■ **What you should do**
Represent each line of the rows below as a JSON list of strings, with one string per line and any blank lines left out.

■ **Material for the task**

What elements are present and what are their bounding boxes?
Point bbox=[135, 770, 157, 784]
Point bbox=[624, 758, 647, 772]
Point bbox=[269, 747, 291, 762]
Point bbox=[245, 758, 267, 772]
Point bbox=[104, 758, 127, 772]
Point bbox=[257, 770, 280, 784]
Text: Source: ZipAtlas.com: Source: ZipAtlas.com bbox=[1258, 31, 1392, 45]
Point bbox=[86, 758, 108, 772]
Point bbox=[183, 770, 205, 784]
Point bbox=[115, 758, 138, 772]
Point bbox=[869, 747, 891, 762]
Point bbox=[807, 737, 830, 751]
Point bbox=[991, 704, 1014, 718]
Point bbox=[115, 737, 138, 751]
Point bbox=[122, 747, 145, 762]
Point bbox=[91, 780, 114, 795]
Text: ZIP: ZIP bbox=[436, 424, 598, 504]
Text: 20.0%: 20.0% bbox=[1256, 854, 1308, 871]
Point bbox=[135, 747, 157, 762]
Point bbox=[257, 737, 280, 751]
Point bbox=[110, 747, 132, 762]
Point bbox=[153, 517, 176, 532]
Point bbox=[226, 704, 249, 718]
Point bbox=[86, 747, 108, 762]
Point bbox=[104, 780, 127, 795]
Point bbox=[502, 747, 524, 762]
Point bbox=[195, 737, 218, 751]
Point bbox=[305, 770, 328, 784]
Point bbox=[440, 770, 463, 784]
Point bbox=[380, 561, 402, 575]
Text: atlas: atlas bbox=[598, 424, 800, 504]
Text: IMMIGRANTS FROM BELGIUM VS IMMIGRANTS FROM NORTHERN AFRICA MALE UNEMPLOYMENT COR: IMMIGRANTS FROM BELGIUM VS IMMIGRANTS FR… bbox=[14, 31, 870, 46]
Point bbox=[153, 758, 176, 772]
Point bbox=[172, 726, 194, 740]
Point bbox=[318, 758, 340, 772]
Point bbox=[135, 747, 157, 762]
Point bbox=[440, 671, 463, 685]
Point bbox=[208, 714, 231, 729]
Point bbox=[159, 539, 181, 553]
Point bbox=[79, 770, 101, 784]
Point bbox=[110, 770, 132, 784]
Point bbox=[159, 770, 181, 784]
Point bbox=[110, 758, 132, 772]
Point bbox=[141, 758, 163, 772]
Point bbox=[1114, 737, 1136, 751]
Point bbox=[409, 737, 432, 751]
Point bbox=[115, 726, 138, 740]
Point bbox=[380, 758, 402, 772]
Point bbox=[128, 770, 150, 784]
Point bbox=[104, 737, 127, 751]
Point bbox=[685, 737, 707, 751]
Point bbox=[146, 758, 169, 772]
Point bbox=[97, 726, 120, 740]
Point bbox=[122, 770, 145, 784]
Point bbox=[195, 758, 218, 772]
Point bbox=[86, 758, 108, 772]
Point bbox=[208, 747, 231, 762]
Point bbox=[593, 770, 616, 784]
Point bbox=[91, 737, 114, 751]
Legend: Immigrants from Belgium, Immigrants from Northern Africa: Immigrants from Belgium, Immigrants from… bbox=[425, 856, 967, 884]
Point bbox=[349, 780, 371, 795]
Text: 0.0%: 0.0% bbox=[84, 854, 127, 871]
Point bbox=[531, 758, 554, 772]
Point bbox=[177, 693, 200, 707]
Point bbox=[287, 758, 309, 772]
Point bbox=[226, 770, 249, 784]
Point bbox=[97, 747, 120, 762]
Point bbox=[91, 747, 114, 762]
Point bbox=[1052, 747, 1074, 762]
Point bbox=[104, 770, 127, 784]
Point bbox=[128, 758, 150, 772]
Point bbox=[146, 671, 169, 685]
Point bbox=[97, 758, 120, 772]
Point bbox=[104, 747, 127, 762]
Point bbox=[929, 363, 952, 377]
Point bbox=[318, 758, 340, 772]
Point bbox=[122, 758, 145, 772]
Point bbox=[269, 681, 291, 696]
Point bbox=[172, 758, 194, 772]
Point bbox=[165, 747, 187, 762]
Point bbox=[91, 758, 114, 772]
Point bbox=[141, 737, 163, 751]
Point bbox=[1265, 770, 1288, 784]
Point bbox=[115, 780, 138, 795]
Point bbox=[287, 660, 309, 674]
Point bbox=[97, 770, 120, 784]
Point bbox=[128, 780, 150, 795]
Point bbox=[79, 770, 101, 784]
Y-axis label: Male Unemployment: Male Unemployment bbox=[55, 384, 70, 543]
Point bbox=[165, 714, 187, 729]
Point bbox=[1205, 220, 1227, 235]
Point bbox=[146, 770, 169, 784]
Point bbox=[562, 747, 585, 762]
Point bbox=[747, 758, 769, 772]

■ **Completed exercise**
[
  "What elements are present and what are their bounding boxes?",
  "Point bbox=[135, 770, 157, 784]",
  "Point bbox=[624, 758, 647, 772]",
  "Point bbox=[269, 747, 291, 762]",
  "Point bbox=[245, 758, 267, 772]",
  "Point bbox=[104, 758, 127, 772]",
  "Point bbox=[257, 770, 280, 784]",
  "Text: Source: ZipAtlas.com: Source: ZipAtlas.com bbox=[1258, 31, 1392, 45]",
  "Point bbox=[86, 758, 108, 772]",
  "Point bbox=[183, 770, 205, 784]",
  "Point bbox=[115, 758, 138, 772]",
  "Point bbox=[869, 747, 891, 762]",
  "Point bbox=[807, 737, 830, 751]",
  "Point bbox=[991, 704, 1014, 718]",
  "Point bbox=[115, 737, 138, 751]",
  "Point bbox=[122, 747, 145, 762]",
  "Point bbox=[91, 780, 114, 795]",
  "Text: ZIP: ZIP bbox=[436, 424, 598, 504]",
  "Text: 20.0%: 20.0% bbox=[1256, 854, 1308, 871]",
  "Point bbox=[135, 747, 157, 762]",
  "Point bbox=[257, 737, 280, 751]",
  "Point bbox=[110, 747, 132, 762]",
  "Point bbox=[153, 517, 176, 532]",
  "Point bbox=[226, 704, 249, 718]",
  "Point bbox=[86, 747, 108, 762]",
  "Point bbox=[104, 780, 127, 795]",
  "Point bbox=[502, 747, 524, 762]",
  "Point bbox=[195, 737, 218, 751]",
  "Point bbox=[305, 770, 328, 784]",
  "Point bbox=[440, 770, 463, 784]",
  "Point bbox=[380, 561, 402, 575]",
  "Text: atlas: atlas bbox=[598, 424, 800, 504]",
  "Text: IMMIGRANTS FROM BELGIUM VS IMMIGRANTS FROM NORTHERN AFRICA MALE UNEMPLOYMENT COR: IMMIGRANTS FROM BELGIUM VS IMMIGRANTS FR… bbox=[14, 31, 870, 46]",
  "Point bbox=[153, 758, 176, 772]",
  "Point bbox=[172, 726, 194, 740]",
  "Point bbox=[318, 758, 340, 772]",
  "Point bbox=[135, 747, 157, 762]",
  "Point bbox=[440, 671, 463, 685]",
  "Point bbox=[208, 714, 231, 729]",
  "Point bbox=[159, 539, 181, 553]",
  "Point bbox=[79, 770, 101, 784]",
  "Point bbox=[110, 770, 132, 784]",
  "Point bbox=[159, 770, 181, 784]",
  "Point bbox=[110, 758, 132, 772]",
  "Point bbox=[141, 758, 163, 772]",
  "Point bbox=[1114, 737, 1136, 751]",
  "Point bbox=[409, 737, 432, 751]",
  "Point bbox=[115, 726, 138, 740]",
  "Point bbox=[380, 758, 402, 772]",
  "Point bbox=[128, 770, 150, 784]",
  "Point bbox=[104, 737, 127, 751]",
  "Point bbox=[685, 737, 707, 751]",
  "Point bbox=[146, 758, 169, 772]",
  "Point bbox=[97, 726, 120, 740]",
  "Point bbox=[122, 770, 145, 784]",
  "Point bbox=[195, 758, 218, 772]",
  "Point bbox=[86, 758, 108, 772]",
  "Point bbox=[208, 747, 231, 762]",
  "Point bbox=[593, 770, 616, 784]",
  "Point bbox=[91, 737, 114, 751]",
  "Legend: Immigrants from Belgium, Immigrants from Northern Africa: Immigrants from Belgium, Immigrants from… bbox=[425, 856, 967, 884]",
  "Point bbox=[349, 780, 371, 795]",
  "Text: 0.0%: 0.0% bbox=[84, 854, 127, 871]",
  "Point bbox=[531, 758, 554, 772]",
  "Point bbox=[177, 693, 200, 707]",
  "Point bbox=[287, 758, 309, 772]",
  "Point bbox=[226, 770, 249, 784]",
  "Point bbox=[97, 747, 120, 762]",
  "Point bbox=[91, 747, 114, 762]",
  "Point bbox=[1052, 747, 1074, 762]",
  "Point bbox=[104, 770, 127, 784]",
  "Point bbox=[128, 758, 150, 772]",
  "Point bbox=[146, 671, 169, 685]",
  "Point bbox=[97, 758, 120, 772]",
  "Point bbox=[104, 747, 127, 762]",
  "Point bbox=[929, 363, 952, 377]",
  "Point bbox=[318, 758, 340, 772]",
  "Point bbox=[122, 758, 145, 772]",
  "Point bbox=[269, 681, 291, 696]",
  "Point bbox=[172, 758, 194, 772]",
  "Point bbox=[165, 747, 187, 762]",
  "Point bbox=[91, 758, 114, 772]",
  "Point bbox=[141, 737, 163, 751]",
  "Point bbox=[1265, 770, 1288, 784]",
  "Point bbox=[115, 780, 138, 795]",
  "Point bbox=[287, 660, 309, 674]",
  "Point bbox=[97, 770, 120, 784]",
  "Point bbox=[128, 780, 150, 795]",
  "Point bbox=[79, 770, 101, 784]",
  "Y-axis label: Male Unemployment: Male Unemployment bbox=[55, 384, 70, 543]",
  "Point bbox=[165, 714, 187, 729]",
  "Point bbox=[1205, 220, 1227, 235]",
  "Point bbox=[146, 770, 169, 784]",
  "Point bbox=[562, 747, 585, 762]",
  "Point bbox=[747, 758, 769, 772]"
]